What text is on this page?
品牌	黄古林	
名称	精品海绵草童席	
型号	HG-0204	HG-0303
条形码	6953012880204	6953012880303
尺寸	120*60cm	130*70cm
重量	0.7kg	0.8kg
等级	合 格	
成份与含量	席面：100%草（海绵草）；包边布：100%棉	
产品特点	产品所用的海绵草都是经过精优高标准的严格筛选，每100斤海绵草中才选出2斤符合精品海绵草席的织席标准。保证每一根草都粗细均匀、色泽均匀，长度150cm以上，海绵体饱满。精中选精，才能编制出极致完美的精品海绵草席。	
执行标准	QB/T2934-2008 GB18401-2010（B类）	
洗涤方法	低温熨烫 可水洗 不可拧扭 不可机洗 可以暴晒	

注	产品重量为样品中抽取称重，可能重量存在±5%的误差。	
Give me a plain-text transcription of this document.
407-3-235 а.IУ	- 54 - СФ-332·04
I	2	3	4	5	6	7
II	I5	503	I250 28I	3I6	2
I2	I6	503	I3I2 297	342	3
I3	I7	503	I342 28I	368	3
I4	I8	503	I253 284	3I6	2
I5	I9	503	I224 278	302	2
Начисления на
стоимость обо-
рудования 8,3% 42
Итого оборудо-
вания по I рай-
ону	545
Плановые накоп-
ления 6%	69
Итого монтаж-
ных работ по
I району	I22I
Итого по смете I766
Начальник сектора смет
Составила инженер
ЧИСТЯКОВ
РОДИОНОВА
###
Write out the data exactly as it stands.

What text is on this page?
品牌	黄古林	
名称	精品海绵草童席	
型号	HG-0204	HG-0303
条形码	6953012880204	6953012880303
尺寸	120*60cm	130*70cm
重量	0.7kg	0.8kg
等级	合 格	
成份与含量	席面：100%草（海绵草）；包边布：100%棉	
产品特点	产品所用的海绵草都是经过精优高标准的严格筛选，每100斤海绵草中才选出2斤符合精品海绵草席的织席标准。保证每一根草都粗细均匀、色泽均匀，长度150cm以上，海绵体饱满。精中选精，才能编制出极致完美的精品海绵草席。	
执行标准	QB/T2934-2008 GB18401-2010（B类）	
洗涤方法	低温熨烫 可水洗 不可拧扭 不可机洗 可以暴晒	

注	产品重量为样品中抽取称重，可能重量存在±5%的误差。	
Give me a plain-text transcription of this document.
407-3-235 а.IУ	- 54 - СФ-332·04
I	2	3	4	5	6	7
II	I5	503	I250 28I	3I6	2
I2	I6	503	I3I2 297	342	3
I3	I7	503	I342 28I	368	3
I4	I8	503	I253 284	3I6	2
I5	I9	503	I224 278	302	2
Начисления на
стоимость обо-
рудования 8,3% 42
Итого оборудо-
вания по I рай-
ону	545
Плановые накоп-
ления 6%	69
Итого монтаж-
ных работ по
I району	I22I
Итого по смете I766
Начальник сектора смет
Составила инженер
ЧИСТЯКОВ
РОДИОНОВА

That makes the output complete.